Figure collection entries
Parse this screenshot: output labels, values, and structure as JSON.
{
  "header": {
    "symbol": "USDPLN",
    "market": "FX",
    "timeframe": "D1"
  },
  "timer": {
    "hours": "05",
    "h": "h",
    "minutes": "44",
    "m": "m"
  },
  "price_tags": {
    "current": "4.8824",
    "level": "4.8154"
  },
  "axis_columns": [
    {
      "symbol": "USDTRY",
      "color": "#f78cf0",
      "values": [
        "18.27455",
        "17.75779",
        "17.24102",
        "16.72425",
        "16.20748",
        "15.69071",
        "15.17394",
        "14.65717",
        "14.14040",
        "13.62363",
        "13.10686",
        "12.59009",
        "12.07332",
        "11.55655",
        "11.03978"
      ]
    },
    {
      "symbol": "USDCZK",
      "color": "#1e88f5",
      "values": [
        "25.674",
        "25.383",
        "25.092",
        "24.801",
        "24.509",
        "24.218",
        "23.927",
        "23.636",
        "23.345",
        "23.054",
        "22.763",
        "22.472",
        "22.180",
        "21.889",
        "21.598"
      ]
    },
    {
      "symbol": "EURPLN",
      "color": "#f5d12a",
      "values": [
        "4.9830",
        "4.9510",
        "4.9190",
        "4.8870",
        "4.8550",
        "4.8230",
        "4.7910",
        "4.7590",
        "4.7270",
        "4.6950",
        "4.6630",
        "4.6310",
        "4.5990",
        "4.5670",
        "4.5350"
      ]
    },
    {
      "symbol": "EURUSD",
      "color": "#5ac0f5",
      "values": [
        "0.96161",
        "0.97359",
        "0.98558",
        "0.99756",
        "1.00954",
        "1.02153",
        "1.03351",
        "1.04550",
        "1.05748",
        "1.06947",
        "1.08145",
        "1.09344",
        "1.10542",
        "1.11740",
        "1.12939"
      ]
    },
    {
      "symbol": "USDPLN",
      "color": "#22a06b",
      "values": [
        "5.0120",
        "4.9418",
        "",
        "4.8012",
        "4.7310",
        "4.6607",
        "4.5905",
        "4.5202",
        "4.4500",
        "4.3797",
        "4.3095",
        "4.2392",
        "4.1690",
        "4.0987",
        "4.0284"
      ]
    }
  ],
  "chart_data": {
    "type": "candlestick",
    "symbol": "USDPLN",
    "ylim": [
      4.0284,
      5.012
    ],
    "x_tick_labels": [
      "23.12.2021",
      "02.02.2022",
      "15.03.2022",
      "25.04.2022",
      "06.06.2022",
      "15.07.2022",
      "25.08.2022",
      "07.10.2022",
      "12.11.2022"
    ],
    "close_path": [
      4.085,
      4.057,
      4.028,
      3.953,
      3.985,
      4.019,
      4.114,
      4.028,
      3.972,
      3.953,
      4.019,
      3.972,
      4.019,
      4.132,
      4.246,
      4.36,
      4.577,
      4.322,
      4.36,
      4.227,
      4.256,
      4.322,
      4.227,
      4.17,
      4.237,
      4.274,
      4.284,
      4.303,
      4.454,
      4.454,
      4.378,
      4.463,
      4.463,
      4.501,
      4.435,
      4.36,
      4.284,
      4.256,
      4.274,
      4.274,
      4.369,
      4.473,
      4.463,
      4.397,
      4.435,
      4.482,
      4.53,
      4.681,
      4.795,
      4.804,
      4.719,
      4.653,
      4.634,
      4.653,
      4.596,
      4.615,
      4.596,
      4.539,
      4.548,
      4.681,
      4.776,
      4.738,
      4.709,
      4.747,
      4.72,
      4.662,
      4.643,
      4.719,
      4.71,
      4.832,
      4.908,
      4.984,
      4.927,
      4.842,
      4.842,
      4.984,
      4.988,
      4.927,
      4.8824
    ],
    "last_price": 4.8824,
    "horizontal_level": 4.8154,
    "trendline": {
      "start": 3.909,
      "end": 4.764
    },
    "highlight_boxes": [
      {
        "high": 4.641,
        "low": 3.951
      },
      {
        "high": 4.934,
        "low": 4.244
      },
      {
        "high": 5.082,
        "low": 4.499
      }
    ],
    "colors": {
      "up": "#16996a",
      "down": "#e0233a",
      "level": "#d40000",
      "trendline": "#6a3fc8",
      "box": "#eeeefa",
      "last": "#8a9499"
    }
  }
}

• [Problem details]:
Retype all the records, matching them exactly.

• [The completed task]:
Parse this screenshot: output labels, values, and structure as JSON.
{
  "header": {
    "symbol": "USDPLN",
    "market": "FX",
    "timeframe": "D1"
  },
  "timer": {
    "hours": "05",
    "h": "h",
    "minutes": "44",
    "m": "m"
  },
  "price_tags": {
    "current": "4.8824",
    "level": "4.8154"
  },
  "axis_columns": [
    {
      "symbol": "USDTRY",
      "color": "#f78cf0",
      "values": [
        "18.27455",
        "17.75779",
        "17.24102",
        "16.72425",
        "16.20748",
        "15.69071",
        "15.17394",
        "14.65717",
        "14.14040",
        "13.62363",
        "13.10686",
        "12.59009",
        "12.07332",
        "11.55655",
        "11.03978"
      ]
    },
    {
      "symbol": "USDCZK",
      "color": "#1e88f5",
      "values": [
        "25.674",
        "25.383",
        "25.092",
        "24.801",
        "24.509",
        "24.218",
        "23.927",
        "23.636",
        "23.345",
        "23.054",
        "22.763",
        "22.472",
        "22.180",
        "21.889",
        "21.598"
      ]
    },
    {
      "symbol": "EURPLN",
      "color": "#f5d12a",
      "values": [
        "4.9830",
        "4.9510",
        "4.9190",
        "4.8870",
        "4.8550",
        "4.8230",
        "4.7910",
        "4.7590",
        "4.7270",
        "4.6950",
        "4.6630",
        "4.6310",
        "4.5990",
        "4.5670",
        "4.5350"
      ]
    },
    {
      "symbol": "EURUSD",
      "color": "#5ac0f5",
      "values": [
        "0.96161",
        "0.97359",
        "0.98558",
        "0.99756",
        "1.00954",
        "1.02153",
        "1.03351",
        "1.04550",
        "1.05748",
        "1.06947",
        "1.08145",
        "1.09344",
        "1.10542",
        "1.11740",
        "1.12939"
      ]
    },
    {
      "symbol": "USDPLN",
      "color": "#22a06b",
      "values": [
        "5.0120",
        "4.9418",
        "",
        "4.8012",
        "4.7310",
        "4.6607",
        "4.5905",
        "4.5202",
        "4.4500",
        "4.3797",
        "4.3095",
        "4.2392",
        "4.1690",
        "4.0987",
        "4.0284"
      ]
    }
  ],
  "chart_data": {
    "type": "candlestick",
    "symbol": "USDPLN",
    "ylim": [
      4.0284,
      5.012
    ],
    "x_tick_labels": [
      "23.12.2021",
      "02.02.2022",
      "15.03.2022",
      "25.04.2022",
      "06.06.2022",
      "15.07.2022",
      "25.08.2022",
      "07.10.2022",
      "12.11.2022"
    ],
    "close_path": [
      4.085,
      4.057,
      4.028,
      3.953,
      3.985,
      4.019,
      4.114,
      4.028,
      3.972,
      3.953,
      4.019,
      3.972,
      4.019,
      4.132,
      4.246,
      4.36,
      4.577,
      4.322,
      4.36,
      4.227,
      4.256,
      4.322,
      4.227,
      4.17,
      4.237,
      4.274,
      4.284,
      4.303,
      4.454,
      4.454,
      4.378,
      4.463,
      4.463,
      4.501,
      4.435,
      4.36,
      4.284,
      4.256,
      4.274,
      4.274,
      4.369,
      4.473,
      4.463,
      4.397,
      4.435,
      4.482,
      4.53,
      4.681,
      4.795,
      4.804,
      4.719,
      4.653,
      4.634,
      4.653,
      4.596,
      4.615,
      4.596,
      4.539,
      4.548,
      4.681,
      4.776,
      4.738,
      4.709,
      4.747,
      4.72,
      4.662,
      4.643,
      4.719,
      4.71,
      4.832,
      4.908,
      4.984,
      4.927,
      4.842,
      4.842,
      4.984,
      4.988,
      4.927,
      4.8824
    ],
    "last_price": 4.8824,
    "horizontal_level": 4.8154,
    "trendline": {
      "start": 3.909,
      "end": 4.764
    },
    "highlight_boxes": [
      {
        "high": 4.641,
        "low": 3.951
      },
      {
        "high": 4.934,
        "low": 4.244
      },
      {
        "high": 5.082,
        "low": 4.499
      }
    ],
    "colors": {
      "up": "#16996a",
      "down": "#e0233a",
      "level": "#d40000",
      "trendline": "#6a3fc8",
      "box": "#eeeefa",
      "last": "#8a9499"
    }
  }
}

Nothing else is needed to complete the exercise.